─── SOURCE RECORDS

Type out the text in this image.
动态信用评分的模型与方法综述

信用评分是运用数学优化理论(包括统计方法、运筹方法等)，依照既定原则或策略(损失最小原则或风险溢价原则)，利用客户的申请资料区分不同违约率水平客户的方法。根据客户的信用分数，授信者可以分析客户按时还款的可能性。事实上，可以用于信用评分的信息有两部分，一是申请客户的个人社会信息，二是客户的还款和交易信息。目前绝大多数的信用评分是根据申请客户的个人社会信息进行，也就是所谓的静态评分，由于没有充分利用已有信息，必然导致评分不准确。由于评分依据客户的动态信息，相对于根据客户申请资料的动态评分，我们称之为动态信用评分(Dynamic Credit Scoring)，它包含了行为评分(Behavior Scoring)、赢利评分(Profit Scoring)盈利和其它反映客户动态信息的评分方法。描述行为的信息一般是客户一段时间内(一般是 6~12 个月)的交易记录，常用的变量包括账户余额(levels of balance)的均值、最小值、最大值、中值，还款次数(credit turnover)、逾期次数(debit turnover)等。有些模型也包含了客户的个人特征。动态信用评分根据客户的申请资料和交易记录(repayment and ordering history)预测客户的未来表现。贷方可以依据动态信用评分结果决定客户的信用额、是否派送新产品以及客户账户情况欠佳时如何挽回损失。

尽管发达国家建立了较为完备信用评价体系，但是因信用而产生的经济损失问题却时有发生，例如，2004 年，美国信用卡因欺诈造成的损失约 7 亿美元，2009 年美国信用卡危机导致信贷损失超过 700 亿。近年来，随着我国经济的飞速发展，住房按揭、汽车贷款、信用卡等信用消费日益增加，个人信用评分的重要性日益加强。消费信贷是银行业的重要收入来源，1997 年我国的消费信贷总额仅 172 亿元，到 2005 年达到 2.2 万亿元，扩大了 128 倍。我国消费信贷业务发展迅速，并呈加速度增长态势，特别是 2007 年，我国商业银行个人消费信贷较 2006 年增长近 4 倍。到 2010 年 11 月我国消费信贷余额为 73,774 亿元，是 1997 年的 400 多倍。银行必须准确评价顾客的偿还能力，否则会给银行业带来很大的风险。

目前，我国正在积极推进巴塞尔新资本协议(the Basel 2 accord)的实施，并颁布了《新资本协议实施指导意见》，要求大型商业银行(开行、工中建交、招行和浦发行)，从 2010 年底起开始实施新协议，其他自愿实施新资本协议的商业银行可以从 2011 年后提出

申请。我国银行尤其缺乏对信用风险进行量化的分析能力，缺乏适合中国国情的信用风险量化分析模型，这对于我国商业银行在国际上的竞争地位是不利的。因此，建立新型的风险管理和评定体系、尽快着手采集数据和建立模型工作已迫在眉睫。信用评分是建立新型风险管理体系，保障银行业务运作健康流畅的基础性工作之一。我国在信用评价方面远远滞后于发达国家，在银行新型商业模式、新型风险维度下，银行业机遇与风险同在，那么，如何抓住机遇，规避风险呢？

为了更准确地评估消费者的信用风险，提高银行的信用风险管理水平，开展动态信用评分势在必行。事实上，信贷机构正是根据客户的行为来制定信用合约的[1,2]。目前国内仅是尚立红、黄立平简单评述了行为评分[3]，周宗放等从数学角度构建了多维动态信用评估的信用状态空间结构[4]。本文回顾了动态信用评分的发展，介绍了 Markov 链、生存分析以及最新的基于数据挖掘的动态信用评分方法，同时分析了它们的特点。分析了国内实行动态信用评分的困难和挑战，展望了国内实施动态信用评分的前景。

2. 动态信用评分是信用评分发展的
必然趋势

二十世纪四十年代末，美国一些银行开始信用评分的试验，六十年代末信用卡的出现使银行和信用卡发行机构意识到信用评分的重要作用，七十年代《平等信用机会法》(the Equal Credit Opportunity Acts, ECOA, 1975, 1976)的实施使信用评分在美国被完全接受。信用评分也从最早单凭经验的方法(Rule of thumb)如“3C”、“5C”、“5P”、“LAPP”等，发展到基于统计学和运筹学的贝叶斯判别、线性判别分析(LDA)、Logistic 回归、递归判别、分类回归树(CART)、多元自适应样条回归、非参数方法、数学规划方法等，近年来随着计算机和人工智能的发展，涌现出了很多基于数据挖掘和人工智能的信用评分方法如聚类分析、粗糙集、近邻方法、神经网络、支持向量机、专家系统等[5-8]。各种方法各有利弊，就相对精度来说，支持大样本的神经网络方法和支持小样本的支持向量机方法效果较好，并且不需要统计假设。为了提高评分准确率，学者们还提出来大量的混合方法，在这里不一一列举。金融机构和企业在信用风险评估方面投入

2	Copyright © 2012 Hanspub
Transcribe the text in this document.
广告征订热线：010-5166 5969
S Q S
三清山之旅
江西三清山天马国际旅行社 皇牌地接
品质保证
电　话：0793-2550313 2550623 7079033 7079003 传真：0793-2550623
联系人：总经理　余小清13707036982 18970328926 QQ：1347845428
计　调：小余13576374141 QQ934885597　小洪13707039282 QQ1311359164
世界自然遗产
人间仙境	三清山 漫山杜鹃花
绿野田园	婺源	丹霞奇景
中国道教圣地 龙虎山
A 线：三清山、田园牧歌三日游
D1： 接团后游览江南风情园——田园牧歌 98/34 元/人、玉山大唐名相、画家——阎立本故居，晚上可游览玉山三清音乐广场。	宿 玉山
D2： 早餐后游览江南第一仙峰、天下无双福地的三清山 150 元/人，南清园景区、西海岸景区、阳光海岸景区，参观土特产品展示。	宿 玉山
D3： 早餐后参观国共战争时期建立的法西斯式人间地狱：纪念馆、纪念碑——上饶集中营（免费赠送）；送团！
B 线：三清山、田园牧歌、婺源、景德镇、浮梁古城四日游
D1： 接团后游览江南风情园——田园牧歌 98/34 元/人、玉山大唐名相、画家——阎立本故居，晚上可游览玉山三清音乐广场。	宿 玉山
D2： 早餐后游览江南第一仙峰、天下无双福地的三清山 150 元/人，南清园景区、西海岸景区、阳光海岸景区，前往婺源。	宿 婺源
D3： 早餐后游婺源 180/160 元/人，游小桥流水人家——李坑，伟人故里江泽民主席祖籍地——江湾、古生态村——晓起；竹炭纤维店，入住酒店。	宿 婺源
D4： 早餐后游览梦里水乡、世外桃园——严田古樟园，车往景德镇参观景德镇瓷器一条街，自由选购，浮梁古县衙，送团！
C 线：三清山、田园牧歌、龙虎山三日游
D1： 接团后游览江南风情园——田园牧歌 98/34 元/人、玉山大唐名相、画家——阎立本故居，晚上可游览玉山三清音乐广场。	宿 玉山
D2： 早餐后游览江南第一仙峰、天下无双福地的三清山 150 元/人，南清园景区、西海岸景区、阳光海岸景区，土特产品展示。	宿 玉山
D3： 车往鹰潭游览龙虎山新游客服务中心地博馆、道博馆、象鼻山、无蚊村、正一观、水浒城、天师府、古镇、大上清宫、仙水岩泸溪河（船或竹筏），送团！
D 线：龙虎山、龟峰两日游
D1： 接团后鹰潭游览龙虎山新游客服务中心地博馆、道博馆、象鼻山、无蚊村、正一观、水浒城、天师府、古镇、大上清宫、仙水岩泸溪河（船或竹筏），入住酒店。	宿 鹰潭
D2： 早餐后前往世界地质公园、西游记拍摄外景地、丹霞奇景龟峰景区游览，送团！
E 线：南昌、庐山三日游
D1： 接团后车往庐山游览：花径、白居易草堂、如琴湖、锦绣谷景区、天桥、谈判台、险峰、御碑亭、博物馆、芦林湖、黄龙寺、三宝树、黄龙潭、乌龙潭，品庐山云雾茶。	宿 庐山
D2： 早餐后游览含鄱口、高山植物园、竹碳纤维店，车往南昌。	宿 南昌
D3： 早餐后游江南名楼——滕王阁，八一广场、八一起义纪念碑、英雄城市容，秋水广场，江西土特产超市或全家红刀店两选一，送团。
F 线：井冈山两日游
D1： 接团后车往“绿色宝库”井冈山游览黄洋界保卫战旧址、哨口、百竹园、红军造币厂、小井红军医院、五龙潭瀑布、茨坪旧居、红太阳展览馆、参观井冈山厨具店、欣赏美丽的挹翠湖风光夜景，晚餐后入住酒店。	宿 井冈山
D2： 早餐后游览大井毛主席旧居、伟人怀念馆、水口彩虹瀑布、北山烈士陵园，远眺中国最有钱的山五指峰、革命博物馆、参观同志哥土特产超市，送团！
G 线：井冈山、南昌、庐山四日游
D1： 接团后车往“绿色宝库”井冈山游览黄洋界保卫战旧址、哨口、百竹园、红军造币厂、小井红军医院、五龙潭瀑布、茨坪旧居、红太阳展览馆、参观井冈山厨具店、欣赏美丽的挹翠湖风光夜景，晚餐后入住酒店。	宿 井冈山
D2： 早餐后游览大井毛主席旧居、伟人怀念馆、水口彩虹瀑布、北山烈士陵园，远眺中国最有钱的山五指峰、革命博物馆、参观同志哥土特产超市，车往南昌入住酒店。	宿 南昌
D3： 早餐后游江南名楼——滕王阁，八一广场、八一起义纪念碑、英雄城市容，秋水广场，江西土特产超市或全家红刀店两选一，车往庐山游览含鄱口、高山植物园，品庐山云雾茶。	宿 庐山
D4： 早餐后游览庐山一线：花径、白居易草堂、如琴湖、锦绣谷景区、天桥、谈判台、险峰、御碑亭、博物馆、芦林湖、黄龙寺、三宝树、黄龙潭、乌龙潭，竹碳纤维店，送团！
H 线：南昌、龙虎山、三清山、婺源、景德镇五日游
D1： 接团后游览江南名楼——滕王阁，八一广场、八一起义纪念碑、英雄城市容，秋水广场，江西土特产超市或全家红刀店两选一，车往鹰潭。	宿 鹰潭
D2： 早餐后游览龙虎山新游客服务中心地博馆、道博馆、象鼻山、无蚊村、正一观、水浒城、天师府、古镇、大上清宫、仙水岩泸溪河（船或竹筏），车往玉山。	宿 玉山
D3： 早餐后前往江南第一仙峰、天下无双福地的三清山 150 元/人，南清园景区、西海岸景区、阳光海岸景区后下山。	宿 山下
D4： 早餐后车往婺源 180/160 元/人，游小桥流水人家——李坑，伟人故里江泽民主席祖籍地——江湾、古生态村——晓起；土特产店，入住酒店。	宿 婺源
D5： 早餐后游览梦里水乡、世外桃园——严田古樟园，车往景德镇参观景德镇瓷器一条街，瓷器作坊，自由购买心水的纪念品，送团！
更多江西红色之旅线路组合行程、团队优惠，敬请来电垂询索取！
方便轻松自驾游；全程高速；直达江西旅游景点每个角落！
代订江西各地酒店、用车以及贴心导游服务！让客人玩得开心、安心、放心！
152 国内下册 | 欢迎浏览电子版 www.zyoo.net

──────

THE PROBLEM | Every line above that contains the word "南清园景区" should be reported.

TASK RESPONSE |
D2： 早餐后游览江南第一仙峰、天下无双福地的三清山 150 元/人，南清园景区、西海岸景区、阳光海岸景区，参观土特产品展示。	宿 玉山
D2： 早餐后游览江南第一仙峰、天下无双福地的三清山 150 元/人，南清园景区、西海岸景区、阳光海岸景区，前往婺源。	宿 婺源
D2： 早餐后游览江南第一仙峰、天下无双福地的三清山 150 元/人，南清园景区、西海岸景区、阳光海岸景区，土特产品展示。	宿 玉山
D3： 早餐后前往江南第一仙峰、天下无双福地的三清山 150 元/人，南清园景区、西海岸景区、阳光海岸景区后下山。	宿 山下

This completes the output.